──────── Data section ────────

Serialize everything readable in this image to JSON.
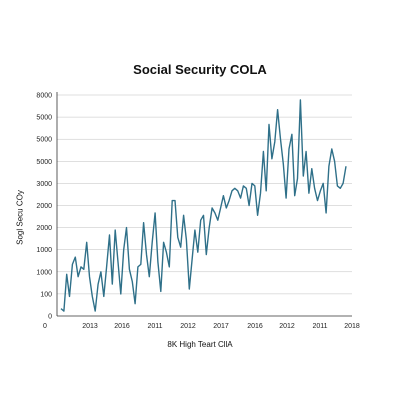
{
  "chart_data": {
    "type": "line",
    "title": "Social Security COLA",
    "xlabel": "8K High Teart CllA",
    "ylabel": "Sogl Secu COy",
    "y_tick_labels": [
      "0",
      "100",
      "1000",
      "1000",
      "2000",
      "2000",
      "3000",
      "5000",
      "5000",
      "5000",
      "8000"
    ],
    "x_tick_labels": [
      "0",
      "2013",
      "2016",
      "2011",
      "2012",
      "2017",
      "2016",
      "2012",
      "2011",
      "2018"
    ],
    "xlim": [
      0,
      100
    ],
    "ylim": [
      0,
      9000
    ],
    "grid": true,
    "colors": {
      "line": "#2f7089",
      "grid": "#bfbfbf"
    },
    "series": [
      {
        "x": [
          0,
          1,
          2,
          3,
          4,
          5,
          6,
          7,
          8,
          9,
          10,
          11,
          12,
          13,
          14,
          15,
          16,
          17,
          18,
          19,
          20,
          21,
          22,
          23,
          24,
          25,
          26,
          27,
          28,
          29,
          30,
          31,
          32,
          33,
          34,
          35,
          36,
          37,
          38,
          39,
          40,
          41,
          42,
          43,
          44,
          45,
          46,
          47,
          48,
          49,
          50,
          51,
          52,
          53,
          54,
          55,
          56,
          57,
          58,
          59,
          60,
          61,
          62,
          63,
          64,
          65,
          66,
          67,
          68,
          69,
          70,
          71,
          72,
          73,
          74,
          75,
          76,
          77,
          78,
          79,
          80,
          81,
          82,
          83,
          84,
          85,
          86,
          87,
          88,
          89,
          90,
          91,
          92,
          93,
          94,
          95,
          96,
          97,
          98,
          99,
          100
        ],
        "y": [
          300,
          200,
          1700,
          800,
          2100,
          2400,
          1600,
          2000,
          1900,
          3000,
          1600,
          800,
          200,
          1300,
          1800,
          800,
          2000,
          3300,
          1300,
          3500,
          2200,
          900,
          2700,
          3600,
          1900,
          1400,
          500,
          2000,
          2100,
          3800,
          2500,
          1600,
          3000,
          4200,
          2200,
          1000,
          3000,
          2600,
          2000,
          4700,
          4700,
          3200,
          2800,
          4100,
          3100,
          1100,
          2300,
          3500,
          2600,
          3900,
          4100,
          2500,
          3600,
          4400,
          4200,
          3900,
          4400,
          4900,
          4400,
          4700,
          5100,
          5200,
          5100,
          4800,
          5300,
          5200,
          4500,
          5400,
          5300,
          4100,
          5000,
          6700,
          5100,
          7800,
          6400,
          7100,
          8400,
          7200,
          6200,
          4800,
          6800,
          7400,
          4900,
          5600,
          8800,
          5700,
          6700,
          5000,
          6000,
          5200,
          4700,
          5100,
          5400,
          4200,
          6100,
          6800,
          6300,
          5300,
          5200,
          5400,
          6100
        ]
      }
    ]
  }
}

────────

● **Exercise details**:
Give an exact reproduction of every line, leaving out any picture.

● **Result below**:
Serialize everything readable in this image to JSON.
{
  "chart_data": {
    "type": "line",
    "title": "Social Security COLA",
    "xlabel": "8K High Teart CllA",
    "ylabel": "Sogl Secu COy",
    "y_tick_labels": [
      "0",
      "100",
      "1000",
      "1000",
      "2000",
      "2000",
      "3000",
      "5000",
      "5000",
      "5000",
      "8000"
    ],
    "x_tick_labels": [
      "0",
      "2013",
      "2016",
      "2011",
      "2012",
      "2017",
      "2016",
      "2012",
      "2011",
      "2018"
    ],
    "xlim": [
      0,
      100
    ],
    "ylim": [
      0,
      9000
    ],
    "grid": true,
    "colors": {
      "line": "#2f7089",
      "grid": "#bfbfbf"
    },
    "series": [
      {
        "x": [
          0,
          1,
          2,
          3,
          4,
          5,
          6,
          7,
          8,
          9,
          10,
          11,
          12,
          13,
          14,
          15,
          16,
          17,
          18,
          19,
          20,
          21,
          22,
          23,
          24,
          25,
          26,
          27,
          28,
          29,
          30,
          31,
          32,
          33,
          34,
          35,
          36,
          37,
          38,
          39,
          40,
          41,
          42,
          43,
          44,
          45,
          46,
          47,
          48,
          49,
          50,
          51,
          52,
          53,
          54,
          55,
          56,
          57,
          58,
          59,
          60,
          61,
          62,
          63,
          64,
          65,
          66,
          67,
          68,
          69,
          70,
          71,
          72,
          73,
          74,
          75,
          76,
          77,
          78,
          79,
          80,
          81,
          82,
          83,
          84,
          85,
          86,
          87,
          88,
          89,
          90,
          91,
          92,
          93,
          94,
          95,
          96,
          97,
          98,
          99,
          100
        ],
        "y": [
          300,
          200,
          1700,
          800,
          2100,
          2400,
          1600,
          2000,
          1900,
          3000,
          1600,
          800,
          200,
          1300,
          1800,
          800,
          2000,
          3300,
          1300,
          3500,
          2200,
          900,
          2700,
          3600,
          1900,
          1400,
          500,
          2000,
          2100,
          3800,
          2500,
          1600,
          3000,
          4200,
          2200,
          1000,
          3000,
          2600,
          2000,
          4700,
          4700,
          3200,
          2800,
          4100,
          3100,
          1100,
          2300,
          3500,
          2600,
          3900,
          4100,
          2500,
          3600,
          4400,
          4200,
          3900,
          4400,
          4900,
          4400,
          4700,
          5100,
          5200,
          5100,
          4800,
          5300,
          5200,
          4500,
          5400,
          5300,
          4100,
          5000,
          6700,
          5100,
          7800,
          6400,
          7100,
          8400,
          7200,
          6200,
          4800,
          6800,
          7400,
          4900,
          5600,
          8800,
          5700,
          6700,
          5000,
          6000,
          5200,
          4700,
          5100,
          5400,
          4200,
          6100,
          6800,
          6300,
          5300,
          5200,
          5400,
          6100
        ]
      }
    ]
  }
}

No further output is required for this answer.